--- start of Information given ---
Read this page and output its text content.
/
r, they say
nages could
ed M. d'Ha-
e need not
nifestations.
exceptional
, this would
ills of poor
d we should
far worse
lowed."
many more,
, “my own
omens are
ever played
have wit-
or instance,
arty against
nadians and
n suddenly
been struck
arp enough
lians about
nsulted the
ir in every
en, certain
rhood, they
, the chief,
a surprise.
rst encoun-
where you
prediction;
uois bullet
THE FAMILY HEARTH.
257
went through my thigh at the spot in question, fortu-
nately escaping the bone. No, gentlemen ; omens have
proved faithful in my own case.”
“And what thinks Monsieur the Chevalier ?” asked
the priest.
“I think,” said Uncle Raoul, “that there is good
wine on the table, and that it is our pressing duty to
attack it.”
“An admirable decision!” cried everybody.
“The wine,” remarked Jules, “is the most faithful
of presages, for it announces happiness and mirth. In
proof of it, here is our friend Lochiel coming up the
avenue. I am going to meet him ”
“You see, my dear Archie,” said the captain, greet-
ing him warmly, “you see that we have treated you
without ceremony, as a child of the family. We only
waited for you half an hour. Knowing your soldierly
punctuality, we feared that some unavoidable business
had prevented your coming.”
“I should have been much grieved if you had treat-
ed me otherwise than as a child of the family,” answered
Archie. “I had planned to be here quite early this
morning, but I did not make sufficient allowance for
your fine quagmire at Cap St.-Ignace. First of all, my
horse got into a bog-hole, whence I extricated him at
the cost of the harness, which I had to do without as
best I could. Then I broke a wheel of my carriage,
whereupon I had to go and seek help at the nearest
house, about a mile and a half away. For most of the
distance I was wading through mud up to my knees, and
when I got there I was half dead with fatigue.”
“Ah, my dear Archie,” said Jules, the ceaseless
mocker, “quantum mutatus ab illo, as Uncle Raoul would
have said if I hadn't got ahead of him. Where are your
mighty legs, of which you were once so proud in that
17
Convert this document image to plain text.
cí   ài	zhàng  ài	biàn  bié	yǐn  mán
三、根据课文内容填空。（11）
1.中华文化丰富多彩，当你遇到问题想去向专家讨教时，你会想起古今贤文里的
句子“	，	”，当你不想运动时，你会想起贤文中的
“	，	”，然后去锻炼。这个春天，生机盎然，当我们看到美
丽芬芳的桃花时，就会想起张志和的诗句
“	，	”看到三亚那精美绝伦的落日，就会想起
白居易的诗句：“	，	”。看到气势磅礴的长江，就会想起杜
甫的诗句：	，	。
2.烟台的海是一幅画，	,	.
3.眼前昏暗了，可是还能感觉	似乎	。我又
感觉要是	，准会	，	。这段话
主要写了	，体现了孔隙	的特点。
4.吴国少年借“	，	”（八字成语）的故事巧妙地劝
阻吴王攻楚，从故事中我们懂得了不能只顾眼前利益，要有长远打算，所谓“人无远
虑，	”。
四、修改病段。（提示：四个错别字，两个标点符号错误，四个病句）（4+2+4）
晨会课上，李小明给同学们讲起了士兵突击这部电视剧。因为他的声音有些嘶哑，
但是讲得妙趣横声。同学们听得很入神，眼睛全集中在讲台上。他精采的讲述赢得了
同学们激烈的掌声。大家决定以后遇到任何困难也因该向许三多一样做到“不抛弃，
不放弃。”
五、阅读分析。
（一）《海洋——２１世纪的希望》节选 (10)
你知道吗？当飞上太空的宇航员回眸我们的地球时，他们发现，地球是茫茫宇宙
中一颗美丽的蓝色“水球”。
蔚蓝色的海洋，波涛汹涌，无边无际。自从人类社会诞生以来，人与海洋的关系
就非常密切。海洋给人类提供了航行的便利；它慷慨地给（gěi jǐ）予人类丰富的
--- end of Information given ---
> To be done
Write out the records above again, keeping each one identical to the original.

> Worked solution
Read this page and output its text content.
/
r, they say
nages could
ed M. d'Ha-
e need not
nifestations.
exceptional
, this would
ills of poor
d we should
far worse
lowed."
many more,
, “my own
omens are
ever played
have wit-
or instance,
arty against
nadians and
n suddenly
been struck
arp enough
lians about
nsulted the
ir in every
en, certain
rhood, they
, the chief,
a surprise.
rst encoun-
where you
prediction;
uois bullet
THE FAMILY HEARTH.
257
went through my thigh at the spot in question, fortu-
nately escaping the bone. No, gentlemen ; omens have
proved faithful in my own case.”
“And what thinks Monsieur the Chevalier ?” asked
the priest.
“I think,” said Uncle Raoul, “that there is good
wine on the table, and that it is our pressing duty to
attack it.”
“An admirable decision!” cried everybody.
“The wine,” remarked Jules, “is the most faithful
of presages, for it announces happiness and mirth. In
proof of it, here is our friend Lochiel coming up the
avenue. I am going to meet him ”
“You see, my dear Archie,” said the captain, greet-
ing him warmly, “you see that we have treated you
without ceremony, as a child of the family. We only
waited for you half an hour. Knowing your soldierly
punctuality, we feared that some unavoidable business
had prevented your coming.”
“I should have been much grieved if you had treat-
ed me otherwise than as a child of the family,” answered
Archie. “I had planned to be here quite early this
morning, but I did not make sufficient allowance for
your fine quagmire at Cap St.-Ignace. First of all, my
horse got into a bog-hole, whence I extricated him at
the cost of the harness, which I had to do without as
best I could. Then I broke a wheel of my carriage,
whereupon I had to go and seek help at the nearest
house, about a mile and a half away. For most of the
distance I was wading through mud up to my knees, and
when I got there I was half dead with fatigue.”
“Ah, my dear Archie,” said Jules, the ceaseless
mocker, “quantum mutatus ab illo, as Uncle Raoul would
have said if I hadn't got ahead of him. Where are your
mighty legs, of which you were once so proud in that
17
Convert this document image to plain text.
cí   ài	zhàng  ài	biàn  bié	yǐn  mán
三、根据课文内容填空。（11）
1.中华文化丰富多彩，当你遇到问题想去向专家讨教时，你会想起古今贤文里的
句子“	，	”，当你不想运动时，你会想起贤文中的
“	，	”，然后去锻炼。这个春天，生机盎然，当我们看到美
丽芬芳的桃花时，就会想起张志和的诗句
“	，	”看到三亚那精美绝伦的落日，就会想起
白居易的诗句：“	，	”。看到气势磅礴的长江，就会想起杜
甫的诗句：	，	。
2.烟台的海是一幅画，	,	.
3.眼前昏暗了，可是还能感觉	似乎	。我又
感觉要是	，准会	，	。这段话
主要写了	，体现了孔隙	的特点。
4.吴国少年借“	，	”（八字成语）的故事巧妙地劝
阻吴王攻楚，从故事中我们懂得了不能只顾眼前利益，要有长远打算，所谓“人无远
虑，	”。
四、修改病段。（提示：四个错别字，两个标点符号错误，四个病句）（4+2+4）
晨会课上，李小明给同学们讲起了士兵突击这部电视剧。因为他的声音有些嘶哑，
但是讲得妙趣横声。同学们听得很入神，眼睛全集中在讲台上。他精采的讲述赢得了
同学们激烈的掌声。大家决定以后遇到任何困难也因该向许三多一样做到“不抛弃，
不放弃。”
五、阅读分析。
（一）《海洋——２１世纪的希望》节选 (10)
你知道吗？当飞上太空的宇航员回眸我们的地球时，他们发现，地球是茫茫宇宙
中一颗美丽的蓝色“水球”。
蔚蓝色的海洋，波涛汹涌，无边无际。自从人类社会诞生以来，人与海洋的关系
就非常密切。海洋给人类提供了航行的便利；它慷慨地给（gěi jǐ）予人类丰富的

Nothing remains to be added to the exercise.